WRITTEN REQUEST. Each record below must be returned exactly as shown.

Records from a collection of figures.

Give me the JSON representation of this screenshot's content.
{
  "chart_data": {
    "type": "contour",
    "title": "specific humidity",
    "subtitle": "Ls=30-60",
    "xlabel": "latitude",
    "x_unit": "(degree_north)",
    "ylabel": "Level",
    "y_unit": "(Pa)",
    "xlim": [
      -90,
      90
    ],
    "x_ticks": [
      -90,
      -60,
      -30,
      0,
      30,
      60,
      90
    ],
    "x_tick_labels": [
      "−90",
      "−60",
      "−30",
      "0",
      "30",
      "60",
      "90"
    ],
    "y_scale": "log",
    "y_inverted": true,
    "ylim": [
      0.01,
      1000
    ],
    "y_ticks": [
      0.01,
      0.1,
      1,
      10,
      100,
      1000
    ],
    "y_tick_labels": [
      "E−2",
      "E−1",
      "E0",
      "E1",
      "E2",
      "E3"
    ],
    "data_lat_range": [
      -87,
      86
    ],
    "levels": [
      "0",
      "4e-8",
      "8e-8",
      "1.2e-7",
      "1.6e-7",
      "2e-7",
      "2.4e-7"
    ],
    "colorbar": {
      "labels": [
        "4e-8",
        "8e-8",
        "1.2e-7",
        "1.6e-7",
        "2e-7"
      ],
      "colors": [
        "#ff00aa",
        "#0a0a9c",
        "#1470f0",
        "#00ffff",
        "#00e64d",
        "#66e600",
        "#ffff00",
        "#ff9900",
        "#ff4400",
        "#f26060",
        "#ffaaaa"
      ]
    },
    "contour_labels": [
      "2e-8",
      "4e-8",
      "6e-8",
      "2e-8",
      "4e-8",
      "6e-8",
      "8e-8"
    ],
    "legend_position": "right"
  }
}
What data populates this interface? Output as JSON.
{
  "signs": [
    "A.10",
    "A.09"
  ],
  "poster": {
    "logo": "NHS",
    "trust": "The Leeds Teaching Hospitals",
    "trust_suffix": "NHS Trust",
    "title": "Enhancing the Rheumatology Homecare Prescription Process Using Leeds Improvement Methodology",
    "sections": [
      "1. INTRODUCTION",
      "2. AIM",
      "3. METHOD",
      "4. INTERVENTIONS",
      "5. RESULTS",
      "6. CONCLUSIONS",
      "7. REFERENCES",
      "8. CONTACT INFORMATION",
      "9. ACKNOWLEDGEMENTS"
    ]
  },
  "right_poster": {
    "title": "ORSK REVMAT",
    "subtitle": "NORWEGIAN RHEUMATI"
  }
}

SOLUTION.
Give me the JSON representation of this screenshot's content.
{
  "chart_data": {
    "type": "contour",
    "title": "specific humidity",
    "subtitle": "Ls=30-60",
    "xlabel": "latitude",
    "x_unit": "(degree_north)",
    "ylabel": "Level",
    "y_unit": "(Pa)",
    "xlim": [
      -90,
      90
    ],
    "x_ticks": [
      -90,
      -60,
      -30,
      0,
      30,
      60,
      90
    ],
    "x_tick_labels": [
      "−90",
      "−60",
      "−30",
      "0",
      "30",
      "60",
      "90"
    ],
    "y_scale": "log",
    "y_inverted": true,
    "ylim": [
      0.01,
      1000
    ],
    "y_ticks": [
      0.01,
      0.1,
      1,
      10,
      100,
      1000
    ],
    "y_tick_labels": [
      "E−2",
      "E−1",
      "E0",
      "E1",
      "E2",
      "E3"
    ],
    "data_lat_range": [
      -87,
      86
    ],
    "levels": [
      "0",
      "4e-8",
      "8e-8",
      "1.2e-7",
      "1.6e-7",
      "2e-7",
      "2.4e-7"
    ],
    "colorbar": {
      "labels": [
        "4e-8",
        "8e-8",
        "1.2e-7",
        "1.6e-7",
        "2e-7"
      ],
      "colors": [
        "#ff00aa",
        "#0a0a9c",
        "#1470f0",
        "#00ffff",
        "#00e64d",
        "#66e600",
        "#ffff00",
        "#ff9900",
        "#ff4400",
        "#f26060",
        "#ffaaaa"
      ]
    },
    "contour_labels": [
      "2e-8",
      "4e-8",
      "6e-8",
      "2e-8",
      "4e-8",
      "6e-8",
      "8e-8"
    ],
    "legend_position": "right"
  }
}
What data populates this interface? Output as JSON.
{
  "signs": [
    "A.10",
    "A.09"
  ],
  "poster": {
    "logo": "NHS",
    "trust": "The Leeds Teaching Hospitals",
    "trust_suffix": "NHS Trust",
    "title": "Enhancing the Rheumatology Homecare Prescription Process Using Leeds Improvement Methodology",
    "sections": [
      "1. INTRODUCTION",
      "2. AIM",
      "3. METHOD",
      "4. INTERVENTIONS",
      "5. RESULTS",
      "6. CONCLUSIONS",
      "7. REFERENCES",
      "8. CONTACT INFORMATION",
      "9. ACKNOWLEDGEMENTS"
    ]
  },
  "right_poster": {
    "title": "ORSK REVMAT",
    "subtitle": "NORWEGIAN RHEUMATI"
  }
}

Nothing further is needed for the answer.